* **TASK DIRECTIONS**
Copy the entries below exactly. Images do not belong in the copy.

■ ■ ■ ■ ■

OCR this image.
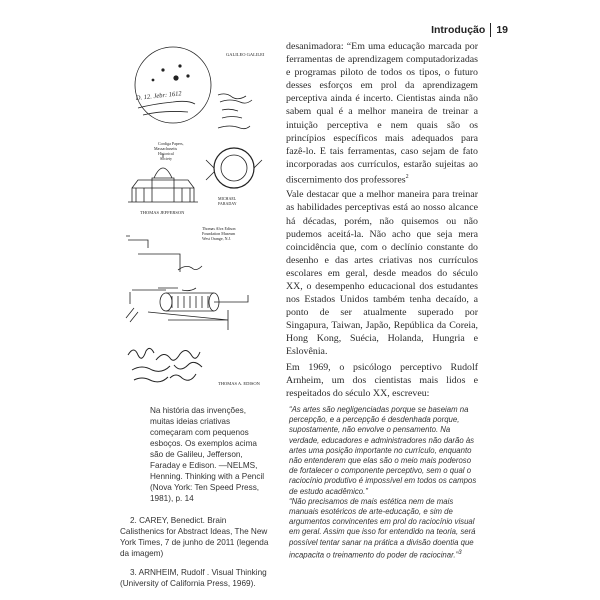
Introdução 19
D. 12. Jebr: 1612
GALILEO GALILEI
Cordiga Papers, Massachusetts Historical Society
THOMAS JEFFERSON
MICHAEL FARADAY
Thomas Alva Edison Foundation Museum West Orange, N.J.
Kruesi Hurhettu Edison
THOMAS A. EDISON
Na história das invenções, muitas ideias criativas começaram com pequenos esboços. Os exemplos acima são de Galileu, Jefferson, Faraday e Edison. —NELMS, Henning. Thinking with a Pencil (Nova York: Ten Speed Press, 1981), p. 14

2. CAREY, Benedict. Brain Calisthenics for Abstract Ideas, The New York Times, 7 de junho de 2011 (legenda da imagem)

3. ARNHEIM, Rudolf . Visual Thinking (University of California Press, 1969).

desanimadora: “Em uma educação marcada por ferramentas de aprendizagem computadorizadas e programas piloto de todos os tipos, o futuro desses esforços em prol da aprendizagem perceptiva ainda é incerto. Cientistas ainda não sabem qual é a melhor maneira de treinar a intuição perceptiva e nem quais são os princípios específicos mais adequados para fazê-lo. E tais ferramentas, caso sejam de fato incorporadas aos currículos, estarão sujeitas ao discernimento dos professores$^2$

Vale destacar que a melhor maneira para treinar as habilidades perceptivas está ao nosso alcance há décadas, porém, não quisemos ou não pudemos aceitá-la. Não acho que seja mera coincidência que, com o declínio constante do desenho e das artes criativas nos currículos escolares em geral, desde meados do século XX, o desempenho educacional dos estudantes nos Estados Unidos também tenha decaído, a ponto de ser atualmente superado por Singapura, Taiwan, Japão, República da Coreia, Hong Kong, Suécia, Holanda, Hungria e Eslovênia.

Em 1969, o psicólogo perceptivo Rudolf Arnheim, um dos cientistas mais lidos e respeitados do século XX, escreveu:

“As artes são negligenciadas porque se baseiam na percepção, e a percepção é desdenhada porque, supostamente, não envolve o pensamento. Na verdade, educadores e administradores não darão às artes uma posição importante no currículo, enquanto não entenderem que elas são o meio mais poderoso de fortalecer o componente perceptivo, sem o qual o raciocínio produtivo é impossível em todos os campos de estudo acadêmico.”

“Não precisamos de mais estética nem de mais manuais esotéricos de arte-educação, e sim de argumentos convincentes em prol do raciocínio visual em geral. Assim que isso for entendido na teoria, será possível tentar sanar na prática a divisão doentia que incapacita o treinamento do poder de raciocinar.”$^3$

■ ■ ■ ■ ■

* **FULL SOLUTION**
OCR this image.
Introdução 19
D. 12. Jebr: 1612
GALILEO GALILEI
Cordiga Papers, Massachusetts Historical Society
THOMAS JEFFERSON
MICHAEL FARADAY
Thomas Alva Edison Foundation Museum West Orange, N.J.
Kruesi Hurhettu Edison
THOMAS A. EDISON
Na história das invenções, muitas ideias criativas começaram com pequenos esboços. Os exemplos acima são de Galileu, Jefferson, Faraday e Edison. —NELMS, Henning. Thinking with a Pencil (Nova York: Ten Speed Press, 1981), p. 14

2. CAREY, Benedict. Brain Calisthenics for Abstract Ideas, The New York Times, 7 de junho de 2011 (legenda da imagem)

3. ARNHEIM, Rudolf . Visual Thinking (University of California Press, 1969).

desanimadora: “Em uma educação marcada por ferramentas de aprendizagem computadorizadas e programas piloto de todos os tipos, o futuro desses esforços em prol da aprendizagem perceptiva ainda é incerto. Cientistas ainda não sabem qual é a melhor maneira de treinar a intuição perceptiva e nem quais são os princípios específicos mais adequados para fazê-lo. E tais ferramentas, caso sejam de fato incorporadas aos currículos, estarão sujeitas ao discernimento dos professores$^2$

Vale destacar que a melhor maneira para treinar as habilidades perceptivas está ao nosso alcance há décadas, porém, não quisemos ou não pudemos aceitá-la. Não acho que seja mera coincidência que, com o declínio constante do desenho e das artes criativas nos currículos escolares em geral, desde meados do século XX, o desempenho educacional dos estudantes nos Estados Unidos também tenha decaído, a ponto de ser atualmente superado por Singapura, Taiwan, Japão, República da Coreia, Hong Kong, Suécia, Holanda, Hungria e Eslovênia.

Em 1969, o psicólogo perceptivo Rudolf Arnheim, um dos cientistas mais lidos e respeitados do século XX, escreveu:

“As artes são negligenciadas porque se baseiam na percepção, e a percepção é desdenhada porque, supostamente, não envolve o pensamento. Na verdade, educadores e administradores não darão às artes uma posição importante no currículo, enquanto não entenderem que elas são o meio mais poderoso de fortalecer o componente perceptivo, sem o qual o raciocínio produtivo é impossível em todos os campos de estudo acadêmico.”

“Não precisamos de mais estética nem de mais manuais esotéricos de arte-educação, e sim de argumentos convincentes em prol do raciocínio visual em geral. Assim que isso for entendido na teoria, será possível tentar sanar na prática a divisão doentia que incapacita o treinamento do poder de raciocinar.”$^3$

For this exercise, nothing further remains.